» Records for this task:
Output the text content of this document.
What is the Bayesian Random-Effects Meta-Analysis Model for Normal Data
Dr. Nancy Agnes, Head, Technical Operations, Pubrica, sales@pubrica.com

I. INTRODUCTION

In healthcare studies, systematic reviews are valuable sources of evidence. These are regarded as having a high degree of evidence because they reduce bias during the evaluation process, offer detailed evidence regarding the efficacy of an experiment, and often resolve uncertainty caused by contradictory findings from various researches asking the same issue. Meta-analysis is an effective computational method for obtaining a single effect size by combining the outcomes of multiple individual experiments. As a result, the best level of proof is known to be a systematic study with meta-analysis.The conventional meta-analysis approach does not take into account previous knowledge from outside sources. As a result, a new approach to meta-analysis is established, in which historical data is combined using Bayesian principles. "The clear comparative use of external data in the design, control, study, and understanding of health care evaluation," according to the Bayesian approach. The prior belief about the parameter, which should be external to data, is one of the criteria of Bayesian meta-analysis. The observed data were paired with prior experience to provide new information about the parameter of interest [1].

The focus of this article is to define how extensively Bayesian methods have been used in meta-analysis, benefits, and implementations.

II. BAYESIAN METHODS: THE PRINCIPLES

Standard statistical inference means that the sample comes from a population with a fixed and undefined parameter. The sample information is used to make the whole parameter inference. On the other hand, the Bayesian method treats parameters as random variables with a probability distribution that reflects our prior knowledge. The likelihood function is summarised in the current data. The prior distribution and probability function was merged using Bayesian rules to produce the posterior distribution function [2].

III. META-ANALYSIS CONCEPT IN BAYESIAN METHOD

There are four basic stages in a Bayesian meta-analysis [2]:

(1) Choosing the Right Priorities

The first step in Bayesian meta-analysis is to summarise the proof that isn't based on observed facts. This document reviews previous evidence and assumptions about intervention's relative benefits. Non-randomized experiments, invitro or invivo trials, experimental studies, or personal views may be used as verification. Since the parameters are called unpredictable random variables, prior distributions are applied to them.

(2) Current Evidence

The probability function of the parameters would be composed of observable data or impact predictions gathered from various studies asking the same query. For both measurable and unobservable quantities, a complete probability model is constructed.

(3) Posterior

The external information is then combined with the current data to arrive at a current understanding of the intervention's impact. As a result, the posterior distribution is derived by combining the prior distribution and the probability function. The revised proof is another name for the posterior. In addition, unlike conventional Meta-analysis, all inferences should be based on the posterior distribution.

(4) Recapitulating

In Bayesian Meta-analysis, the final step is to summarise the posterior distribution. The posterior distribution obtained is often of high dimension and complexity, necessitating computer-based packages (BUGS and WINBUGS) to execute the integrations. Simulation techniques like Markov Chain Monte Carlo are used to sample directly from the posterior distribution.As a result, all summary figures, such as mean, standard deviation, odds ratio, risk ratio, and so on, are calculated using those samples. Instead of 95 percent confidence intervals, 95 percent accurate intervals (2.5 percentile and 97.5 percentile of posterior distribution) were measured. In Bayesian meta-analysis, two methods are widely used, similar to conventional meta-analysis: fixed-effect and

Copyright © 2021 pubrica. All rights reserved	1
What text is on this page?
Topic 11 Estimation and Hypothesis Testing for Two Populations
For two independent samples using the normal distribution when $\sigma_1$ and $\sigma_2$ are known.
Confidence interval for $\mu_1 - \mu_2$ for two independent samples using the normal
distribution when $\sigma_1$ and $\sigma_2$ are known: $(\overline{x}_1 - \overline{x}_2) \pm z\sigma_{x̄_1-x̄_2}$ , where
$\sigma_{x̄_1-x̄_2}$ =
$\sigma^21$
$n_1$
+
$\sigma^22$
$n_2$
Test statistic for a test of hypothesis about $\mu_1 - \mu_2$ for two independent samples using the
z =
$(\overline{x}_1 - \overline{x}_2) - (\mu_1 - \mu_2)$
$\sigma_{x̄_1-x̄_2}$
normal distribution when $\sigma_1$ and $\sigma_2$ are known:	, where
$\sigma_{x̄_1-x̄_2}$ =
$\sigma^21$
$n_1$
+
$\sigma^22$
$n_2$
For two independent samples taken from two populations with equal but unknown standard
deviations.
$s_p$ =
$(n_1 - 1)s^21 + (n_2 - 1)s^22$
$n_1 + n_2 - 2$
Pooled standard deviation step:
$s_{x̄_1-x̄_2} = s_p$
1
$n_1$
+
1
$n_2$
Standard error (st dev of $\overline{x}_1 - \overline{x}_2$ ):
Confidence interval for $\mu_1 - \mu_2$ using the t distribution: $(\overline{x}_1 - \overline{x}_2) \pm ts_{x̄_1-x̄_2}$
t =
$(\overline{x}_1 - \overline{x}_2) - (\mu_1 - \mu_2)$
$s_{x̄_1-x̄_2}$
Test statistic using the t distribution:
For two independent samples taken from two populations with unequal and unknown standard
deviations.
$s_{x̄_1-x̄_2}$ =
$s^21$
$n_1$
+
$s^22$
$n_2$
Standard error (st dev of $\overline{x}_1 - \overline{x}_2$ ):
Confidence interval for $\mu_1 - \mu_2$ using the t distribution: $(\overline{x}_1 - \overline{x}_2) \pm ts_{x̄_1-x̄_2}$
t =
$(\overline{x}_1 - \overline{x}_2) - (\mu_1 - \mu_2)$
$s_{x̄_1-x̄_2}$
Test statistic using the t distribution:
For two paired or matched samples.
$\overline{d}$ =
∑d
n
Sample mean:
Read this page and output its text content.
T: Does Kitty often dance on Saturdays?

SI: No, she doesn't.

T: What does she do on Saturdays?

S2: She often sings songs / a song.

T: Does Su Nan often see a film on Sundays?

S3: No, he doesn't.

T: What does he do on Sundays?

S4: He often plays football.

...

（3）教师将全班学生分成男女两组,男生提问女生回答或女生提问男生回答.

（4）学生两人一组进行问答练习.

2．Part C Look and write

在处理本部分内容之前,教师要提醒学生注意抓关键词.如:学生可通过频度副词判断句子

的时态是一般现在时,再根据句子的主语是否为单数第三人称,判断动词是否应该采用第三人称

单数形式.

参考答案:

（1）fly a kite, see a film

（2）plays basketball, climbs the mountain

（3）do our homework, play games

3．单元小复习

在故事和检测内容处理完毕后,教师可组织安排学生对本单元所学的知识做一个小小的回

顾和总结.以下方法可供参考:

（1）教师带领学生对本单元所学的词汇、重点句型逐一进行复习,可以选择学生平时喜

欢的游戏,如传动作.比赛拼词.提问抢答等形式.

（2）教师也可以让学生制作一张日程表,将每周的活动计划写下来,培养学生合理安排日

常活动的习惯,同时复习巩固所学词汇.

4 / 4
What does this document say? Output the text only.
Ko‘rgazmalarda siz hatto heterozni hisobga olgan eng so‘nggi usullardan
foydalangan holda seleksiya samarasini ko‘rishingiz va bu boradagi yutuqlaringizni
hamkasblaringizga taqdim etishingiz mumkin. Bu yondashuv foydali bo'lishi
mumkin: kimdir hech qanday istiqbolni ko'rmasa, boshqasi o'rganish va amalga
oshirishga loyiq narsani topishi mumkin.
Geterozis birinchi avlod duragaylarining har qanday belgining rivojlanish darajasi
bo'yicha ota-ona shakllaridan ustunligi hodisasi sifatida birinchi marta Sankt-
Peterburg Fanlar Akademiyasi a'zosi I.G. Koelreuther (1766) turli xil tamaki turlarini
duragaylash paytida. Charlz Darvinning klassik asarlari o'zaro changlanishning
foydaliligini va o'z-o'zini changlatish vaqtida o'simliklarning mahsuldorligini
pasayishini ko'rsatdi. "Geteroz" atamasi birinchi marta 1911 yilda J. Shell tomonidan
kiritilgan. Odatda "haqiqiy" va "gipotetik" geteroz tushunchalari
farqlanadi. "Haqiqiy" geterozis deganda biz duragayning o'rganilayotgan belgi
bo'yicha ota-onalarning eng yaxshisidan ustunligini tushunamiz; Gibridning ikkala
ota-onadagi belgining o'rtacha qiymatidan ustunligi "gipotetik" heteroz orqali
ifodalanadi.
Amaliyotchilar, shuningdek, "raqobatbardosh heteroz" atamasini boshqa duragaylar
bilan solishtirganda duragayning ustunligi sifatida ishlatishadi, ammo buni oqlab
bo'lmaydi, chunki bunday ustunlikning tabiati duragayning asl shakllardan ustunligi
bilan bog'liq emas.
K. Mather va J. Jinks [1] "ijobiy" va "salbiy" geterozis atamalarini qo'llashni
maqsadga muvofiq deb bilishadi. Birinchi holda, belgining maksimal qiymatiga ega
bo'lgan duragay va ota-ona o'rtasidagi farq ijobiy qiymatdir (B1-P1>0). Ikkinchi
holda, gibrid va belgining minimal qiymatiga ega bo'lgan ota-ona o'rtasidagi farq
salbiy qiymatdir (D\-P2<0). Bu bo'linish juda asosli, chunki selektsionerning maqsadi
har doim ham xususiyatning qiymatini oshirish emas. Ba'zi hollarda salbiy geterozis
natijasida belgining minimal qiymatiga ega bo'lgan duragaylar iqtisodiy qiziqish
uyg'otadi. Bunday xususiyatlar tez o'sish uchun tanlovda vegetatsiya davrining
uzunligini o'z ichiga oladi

» Short task: Filter the entries down to the lines with the word "impact" in them.

» Solution to the exercise:
The probability function of the parameters would be composed of observable data or impact predictions gathered from various studies asking the same query. For both measurable and unobservable quantities, a complete probability model is constructed.
The external information is then combined with the current data to arrive at a current understanding of the intervention's impact. As a result, the posterior distribution is derived by combining the prior distribution and the probability function. The revised proof is another name for the posterior. In addition, unlike conventional Meta-analysis, all inferences should be based on the posterior distribution.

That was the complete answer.